start

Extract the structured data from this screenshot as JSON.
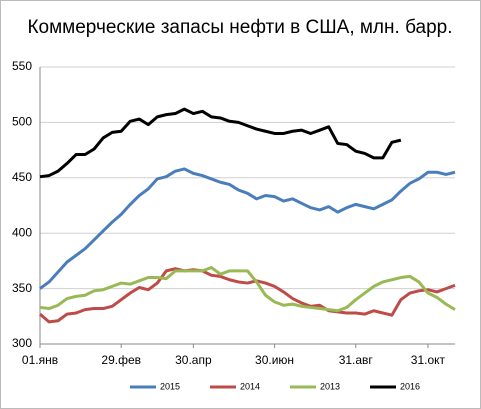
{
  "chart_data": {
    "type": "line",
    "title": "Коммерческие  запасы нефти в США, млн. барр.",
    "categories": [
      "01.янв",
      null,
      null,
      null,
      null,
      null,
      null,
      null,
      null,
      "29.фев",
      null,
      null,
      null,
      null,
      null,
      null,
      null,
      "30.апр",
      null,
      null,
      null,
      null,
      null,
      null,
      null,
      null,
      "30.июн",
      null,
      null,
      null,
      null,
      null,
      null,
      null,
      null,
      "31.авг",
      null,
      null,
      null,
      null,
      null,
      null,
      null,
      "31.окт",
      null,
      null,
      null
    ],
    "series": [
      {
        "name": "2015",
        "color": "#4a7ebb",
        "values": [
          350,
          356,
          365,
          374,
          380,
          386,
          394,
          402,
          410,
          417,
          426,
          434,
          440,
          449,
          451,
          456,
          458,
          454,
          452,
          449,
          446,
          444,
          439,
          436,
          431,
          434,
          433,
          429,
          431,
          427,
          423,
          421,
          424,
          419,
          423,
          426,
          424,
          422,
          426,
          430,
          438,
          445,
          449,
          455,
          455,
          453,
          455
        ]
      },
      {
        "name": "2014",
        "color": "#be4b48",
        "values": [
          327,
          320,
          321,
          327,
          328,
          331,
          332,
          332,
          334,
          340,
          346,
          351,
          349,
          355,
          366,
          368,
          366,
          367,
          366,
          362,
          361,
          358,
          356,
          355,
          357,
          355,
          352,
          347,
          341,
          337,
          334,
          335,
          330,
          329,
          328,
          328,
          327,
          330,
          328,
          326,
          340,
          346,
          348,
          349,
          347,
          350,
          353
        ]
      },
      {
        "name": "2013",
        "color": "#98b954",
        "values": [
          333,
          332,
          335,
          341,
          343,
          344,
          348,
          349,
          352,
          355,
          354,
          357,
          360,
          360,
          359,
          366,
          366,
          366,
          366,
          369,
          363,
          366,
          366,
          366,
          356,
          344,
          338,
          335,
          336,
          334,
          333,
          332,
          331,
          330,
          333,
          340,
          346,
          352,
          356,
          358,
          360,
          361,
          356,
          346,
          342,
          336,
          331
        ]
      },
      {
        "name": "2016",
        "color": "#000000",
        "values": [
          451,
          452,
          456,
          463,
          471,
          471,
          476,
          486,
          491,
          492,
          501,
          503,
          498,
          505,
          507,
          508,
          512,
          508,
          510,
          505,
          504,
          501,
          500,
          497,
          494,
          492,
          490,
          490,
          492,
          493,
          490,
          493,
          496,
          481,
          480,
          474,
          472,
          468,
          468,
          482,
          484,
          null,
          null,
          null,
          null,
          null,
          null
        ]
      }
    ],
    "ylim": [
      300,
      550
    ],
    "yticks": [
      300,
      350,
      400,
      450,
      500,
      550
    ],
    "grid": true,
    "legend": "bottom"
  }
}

end

# [Your goal]
Go through the material above and print all of it exactly, except the pictures.

# [Task response]
Extract the structured data from this screenshot as JSON.
{
  "chart_data": {
    "type": "line",
    "title": "Коммерческие  запасы нефти в США, млн. барр.",
    "categories": [
      "01.янв",
      null,
      null,
      null,
      null,
      null,
      null,
      null,
      null,
      "29.фев",
      null,
      null,
      null,
      null,
      null,
      null,
      null,
      "30.апр",
      null,
      null,
      null,
      null,
      null,
      null,
      null,
      null,
      "30.июн",
      null,
      null,
      null,
      null,
      null,
      null,
      null,
      null,
      "31.авг",
      null,
      null,
      null,
      null,
      null,
      null,
      null,
      "31.окт",
      null,
      null,
      null
    ],
    "series": [
      {
        "name": "2015",
        "color": "#4a7ebb",
        "values": [
          350,
          356,
          365,
          374,
          380,
          386,
          394,
          402,
          410,
          417,
          426,
          434,
          440,
          449,
          451,
          456,
          458,
          454,
          452,
          449,
          446,
          444,
          439,
          436,
          431,
          434,
          433,
          429,
          431,
          427,
          423,
          421,
          424,
          419,
          423,
          426,
          424,
          422,
          426,
          430,
          438,
          445,
          449,
          455,
          455,
          453,
          455
        ]
      },
      {
        "name": "2014",
        "color": "#be4b48",
        "values": [
          327,
          320,
          321,
          327,
          328,
          331,
          332,
          332,
          334,
          340,
          346,
          351,
          349,
          355,
          366,
          368,
          366,
          367,
          366,
          362,
          361,
          358,
          356,
          355,
          357,
          355,
          352,
          347,
          341,
          337,
          334,
          335,
          330,
          329,
          328,
          328,
          327,
          330,
          328,
          326,
          340,
          346,
          348,
          349,
          347,
          350,
          353
        ]
      },
      {
        "name": "2013",
        "color": "#98b954",
        "values": [
          333,
          332,
          335,
          341,
          343,
          344,
          348,
          349,
          352,
          355,
          354,
          357,
          360,
          360,
          359,
          366,
          366,
          366,
          366,
          369,
          363,
          366,
          366,
          366,
          356,
          344,
          338,
          335,
          336,
          334,
          333,
          332,
          331,
          330,
          333,
          340,
          346,
          352,
          356,
          358,
          360,
          361,
          356,
          346,
          342,
          336,
          331
        ]
      },
      {
        "name": "2016",
        "color": "#000000",
        "values": [
          451,
          452,
          456,
          463,
          471,
          471,
          476,
          486,
          491,
          492,
          501,
          503,
          498,
          505,
          507,
          508,
          512,
          508,
          510,
          505,
          504,
          501,
          500,
          497,
          494,
          492,
          490,
          490,
          492,
          493,
          490,
          493,
          496,
          481,
          480,
          474,
          472,
          468,
          468,
          482,
          484,
          null,
          null,
          null,
          null,
          null,
          null
        ]
      }
    ],
    "ylim": [
      300,
      550
    ],
    "yticks": [
      300,
      350,
      400,
      450,
      500,
      550
    ],
    "grid": true,
    "legend": "bottom"
  }
}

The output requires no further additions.